Yahel regularly features blog posts written by current participants in the Yahel Social Change Program.This week’s blog post comes from Rachel Cherrick. The group has recently been tackling issues related to the Israeli-Palestinian conflict and has heard many different narratives that come out of this topic. The next few participants posts are dedicated to the different responses to this topic. The views in this post belong to the author.

When I was in Israel in eighth grade with my Jewish Day School, I remember that as the siren sounded on Yom Hazikaron, Israel’s Memorial Day, we got off our tour bus and stood in silence on the side of the highway alongside dozens of other Israelis, in memory of all those that had sacrificed their lives for this country. This year on Yom Hazikaron, I also stood alongside the highway in silence as the sirens rang throughout the country, but this time I did not stand to only honor the Jewish Israelis who have fallen soldiers and victims of terror who died, but also those who most Israelis forget to remember on this day.

GIVEN DATA -
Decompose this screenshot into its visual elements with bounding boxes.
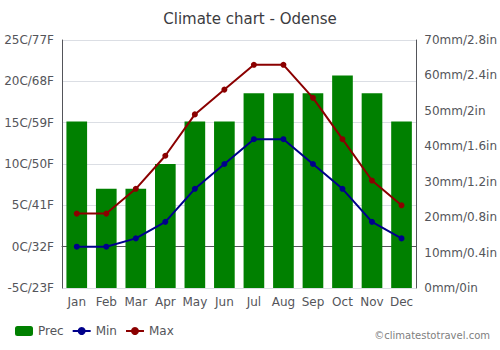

STATED TASK 1 -
Reproduce the passage of the Yom Hazikaron blog post starting at "When I was in" and ending at "on this day.".
STATED TASK 2 -
Answer from the Yom Hazikaron blog post:
(a) Who wrote this week's blog post?
(b) In what grade was the author during the earlier trip to Israel with a Jewish Day School?
(c) What issues has the group recently been tackling?

SOLUTION 1 -
When I was in Israel in eighth grade with my Jewish Day School, I remember that as the siren sounded on Yom Hazikaron, Israel’s Memorial Day, we got off our tour bus and stood in silence on the side of the highway alongside dozens of other Israelis, in memory of all those that had sacrificed their lives for this country. This year on Yom Hazikaron, I also stood alongside the highway in silence as the sirens rang throughout the country, but this time I did not stand to only honor the Jewish Israelis who have fallen soldiers and victims of terror who died, but also those who most Israelis forget to remember on this day.

SOLUTION 2 -
(a) Rachel Cherrick
(b) Eighth grade
(c) Issues related to the Israeli-Palestinian conflict